WRITTEN INSTRUCTION:
Identify each line in the material below that contains the word "number" and copy those lines. Treat uppercase and lowercase letters as different.

Coordinate annotation records
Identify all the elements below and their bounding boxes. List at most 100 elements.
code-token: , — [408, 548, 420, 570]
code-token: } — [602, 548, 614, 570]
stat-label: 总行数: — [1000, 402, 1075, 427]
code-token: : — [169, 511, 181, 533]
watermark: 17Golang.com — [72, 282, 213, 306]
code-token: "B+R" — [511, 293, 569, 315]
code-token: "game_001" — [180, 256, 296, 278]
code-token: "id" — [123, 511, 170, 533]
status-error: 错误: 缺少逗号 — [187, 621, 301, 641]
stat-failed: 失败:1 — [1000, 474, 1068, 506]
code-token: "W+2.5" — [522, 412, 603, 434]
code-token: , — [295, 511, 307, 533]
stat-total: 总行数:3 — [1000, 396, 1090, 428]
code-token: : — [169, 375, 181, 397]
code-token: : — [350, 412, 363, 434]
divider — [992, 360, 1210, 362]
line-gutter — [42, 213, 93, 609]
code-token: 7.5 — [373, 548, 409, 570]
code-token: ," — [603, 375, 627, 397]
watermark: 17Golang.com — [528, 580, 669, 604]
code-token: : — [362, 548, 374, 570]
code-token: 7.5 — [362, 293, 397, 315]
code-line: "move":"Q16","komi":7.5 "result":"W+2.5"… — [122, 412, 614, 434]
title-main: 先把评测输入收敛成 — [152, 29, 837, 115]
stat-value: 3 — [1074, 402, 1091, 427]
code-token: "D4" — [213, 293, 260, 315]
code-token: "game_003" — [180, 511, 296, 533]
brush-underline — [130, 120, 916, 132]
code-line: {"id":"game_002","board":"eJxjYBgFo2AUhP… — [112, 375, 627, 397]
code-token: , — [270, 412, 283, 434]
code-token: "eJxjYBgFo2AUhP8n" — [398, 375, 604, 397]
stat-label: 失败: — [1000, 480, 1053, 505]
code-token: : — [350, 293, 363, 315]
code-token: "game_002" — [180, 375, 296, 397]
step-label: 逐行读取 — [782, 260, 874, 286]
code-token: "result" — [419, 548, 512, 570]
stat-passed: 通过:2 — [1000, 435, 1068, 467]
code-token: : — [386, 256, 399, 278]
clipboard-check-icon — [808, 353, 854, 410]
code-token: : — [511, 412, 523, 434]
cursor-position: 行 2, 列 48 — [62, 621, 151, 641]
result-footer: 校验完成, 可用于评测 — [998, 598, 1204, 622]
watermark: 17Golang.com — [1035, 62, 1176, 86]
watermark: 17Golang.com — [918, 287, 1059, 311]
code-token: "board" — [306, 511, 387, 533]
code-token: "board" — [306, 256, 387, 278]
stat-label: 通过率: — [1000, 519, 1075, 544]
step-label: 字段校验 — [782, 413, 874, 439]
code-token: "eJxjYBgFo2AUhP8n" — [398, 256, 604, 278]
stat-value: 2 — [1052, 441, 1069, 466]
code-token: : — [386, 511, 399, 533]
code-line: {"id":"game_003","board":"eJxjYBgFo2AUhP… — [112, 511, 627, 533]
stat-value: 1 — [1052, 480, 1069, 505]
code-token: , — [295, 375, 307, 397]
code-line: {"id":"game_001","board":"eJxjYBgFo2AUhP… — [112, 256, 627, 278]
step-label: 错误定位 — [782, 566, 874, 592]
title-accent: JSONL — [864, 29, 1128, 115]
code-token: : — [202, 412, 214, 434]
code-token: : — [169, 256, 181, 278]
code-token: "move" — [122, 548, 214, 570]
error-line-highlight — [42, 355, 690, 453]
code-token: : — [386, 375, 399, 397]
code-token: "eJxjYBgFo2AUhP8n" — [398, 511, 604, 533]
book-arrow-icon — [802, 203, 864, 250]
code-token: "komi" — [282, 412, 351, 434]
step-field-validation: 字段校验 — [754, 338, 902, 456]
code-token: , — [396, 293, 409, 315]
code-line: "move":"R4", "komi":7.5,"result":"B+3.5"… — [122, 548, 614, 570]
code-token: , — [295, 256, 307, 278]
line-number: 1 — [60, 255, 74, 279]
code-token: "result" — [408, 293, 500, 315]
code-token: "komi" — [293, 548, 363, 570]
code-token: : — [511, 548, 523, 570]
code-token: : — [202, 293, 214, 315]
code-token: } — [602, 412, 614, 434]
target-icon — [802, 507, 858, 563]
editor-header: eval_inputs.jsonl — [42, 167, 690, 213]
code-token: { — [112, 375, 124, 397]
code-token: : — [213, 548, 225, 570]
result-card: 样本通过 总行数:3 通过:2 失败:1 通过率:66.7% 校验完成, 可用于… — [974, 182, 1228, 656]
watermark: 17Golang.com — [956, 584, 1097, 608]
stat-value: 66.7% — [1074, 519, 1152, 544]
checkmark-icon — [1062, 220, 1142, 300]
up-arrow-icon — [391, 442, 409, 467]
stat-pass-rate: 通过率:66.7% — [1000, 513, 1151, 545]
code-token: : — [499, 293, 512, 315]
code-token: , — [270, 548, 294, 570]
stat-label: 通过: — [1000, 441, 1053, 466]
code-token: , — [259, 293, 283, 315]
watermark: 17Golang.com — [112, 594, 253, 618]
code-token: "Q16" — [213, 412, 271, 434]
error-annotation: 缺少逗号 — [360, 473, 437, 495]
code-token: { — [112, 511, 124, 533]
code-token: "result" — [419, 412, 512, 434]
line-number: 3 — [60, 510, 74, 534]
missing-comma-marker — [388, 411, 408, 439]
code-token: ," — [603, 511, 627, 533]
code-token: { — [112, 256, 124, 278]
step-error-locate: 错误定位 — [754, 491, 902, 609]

COMPLETED TASK:
line-number: 1 — [60, 255, 74, 279]
line-number: 3 — [60, 510, 74, 534]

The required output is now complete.